Aim
Transcribe the records that follow, preserving every word.

Supplied material

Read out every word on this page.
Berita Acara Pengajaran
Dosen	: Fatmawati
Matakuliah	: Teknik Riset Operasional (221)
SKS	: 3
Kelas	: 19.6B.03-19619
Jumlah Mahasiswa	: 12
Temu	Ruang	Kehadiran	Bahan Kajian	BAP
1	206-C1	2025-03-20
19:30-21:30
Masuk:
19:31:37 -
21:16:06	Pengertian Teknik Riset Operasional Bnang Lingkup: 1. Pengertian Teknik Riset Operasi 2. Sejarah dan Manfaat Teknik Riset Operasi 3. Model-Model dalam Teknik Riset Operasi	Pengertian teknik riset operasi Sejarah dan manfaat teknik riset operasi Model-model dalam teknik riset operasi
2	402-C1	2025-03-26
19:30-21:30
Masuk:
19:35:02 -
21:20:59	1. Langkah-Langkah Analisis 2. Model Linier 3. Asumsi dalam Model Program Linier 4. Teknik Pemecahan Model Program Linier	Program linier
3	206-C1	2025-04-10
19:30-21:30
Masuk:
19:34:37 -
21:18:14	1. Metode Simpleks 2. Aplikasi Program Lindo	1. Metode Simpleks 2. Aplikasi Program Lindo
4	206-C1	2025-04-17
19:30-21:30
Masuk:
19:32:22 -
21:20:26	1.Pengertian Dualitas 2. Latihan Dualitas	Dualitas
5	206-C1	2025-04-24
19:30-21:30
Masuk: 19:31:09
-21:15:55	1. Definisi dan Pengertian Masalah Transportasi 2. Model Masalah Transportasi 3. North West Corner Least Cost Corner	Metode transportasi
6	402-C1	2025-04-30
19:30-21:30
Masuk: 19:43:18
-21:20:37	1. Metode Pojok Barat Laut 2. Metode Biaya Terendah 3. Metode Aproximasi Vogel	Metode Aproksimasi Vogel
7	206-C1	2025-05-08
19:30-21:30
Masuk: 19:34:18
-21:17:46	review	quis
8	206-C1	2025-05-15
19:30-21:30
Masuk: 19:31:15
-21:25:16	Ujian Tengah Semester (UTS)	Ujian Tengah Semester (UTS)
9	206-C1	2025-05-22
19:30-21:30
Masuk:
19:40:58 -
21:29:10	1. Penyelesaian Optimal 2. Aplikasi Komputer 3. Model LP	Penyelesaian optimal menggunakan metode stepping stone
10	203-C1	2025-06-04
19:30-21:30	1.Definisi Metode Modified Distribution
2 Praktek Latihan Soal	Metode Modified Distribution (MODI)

Answer in full
Read out every word on this page.
Berita Acara Pengajaran
Dosen	: Fatmawati
Matakuliah	: Teknik Riset Operasional (221)
SKS	: 3
Kelas	: 19.6B.03-19619
Jumlah Mahasiswa	: 12
Temu	Ruang	Kehadiran	Bahan Kajian	BAP
1	206-C1	2025-03-20
19:30-21:30
Masuk:
19:31:37 -
21:16:06	Pengertian Teknik Riset Operasional Bnang Lingkup: 1. Pengertian Teknik Riset Operasi 2. Sejarah dan Manfaat Teknik Riset Operasi 3. Model-Model dalam Teknik Riset Operasi	Pengertian teknik riset operasi Sejarah dan manfaat teknik riset operasi Model-model dalam teknik riset operasi
2	402-C1	2025-03-26
19:30-21:30
Masuk:
19:35:02 -
21:20:59	1. Langkah-Langkah Analisis 2. Model Linier 3. Asumsi dalam Model Program Linier 4. Teknik Pemecahan Model Program Linier	Program linier
3	206-C1	2025-04-10
19:30-21:30
Masuk:
19:34:37 -
21:18:14	1. Metode Simpleks 2. Aplikasi Program Lindo	1. Metode Simpleks 2. Aplikasi Program Lindo
4	206-C1	2025-04-17
19:30-21:30
Masuk:
19:32:22 -
21:20:26	1.Pengertian Dualitas 2. Latihan Dualitas	Dualitas
5	206-C1	2025-04-24
19:30-21:30
Masuk: 19:31:09
-21:15:55	1. Definisi dan Pengertian Masalah Transportasi 2. Model Masalah Transportasi 3. North West Corner Least Cost Corner	Metode transportasi
6	402-C1	2025-04-30
19:30-21:30
Masuk: 19:43:18
-21:20:37	1. Metode Pojok Barat Laut 2. Metode Biaya Terendah 3. Metode Aproximasi Vogel	Metode Aproksimasi Vogel
7	206-C1	2025-05-08
19:30-21:30
Masuk: 19:34:18
-21:17:46	review	quis
8	206-C1	2025-05-15
19:30-21:30
Masuk: 19:31:15
-21:25:16	Ujian Tengah Semester (UTS)	Ujian Tengah Semester (UTS)
9	206-C1	2025-05-22
19:30-21:30
Masuk:
19:40:58 -
21:29:10	1. Penyelesaian Optimal 2. Aplikasi Komputer 3. Model LP	Penyelesaian optimal menggunakan metode stepping stone
10	203-C1	2025-06-04
19:30-21:30	1.Definisi Metode Modified Distribution
2 Praktek Latihan Soal	Metode Modified Distribution (MODI)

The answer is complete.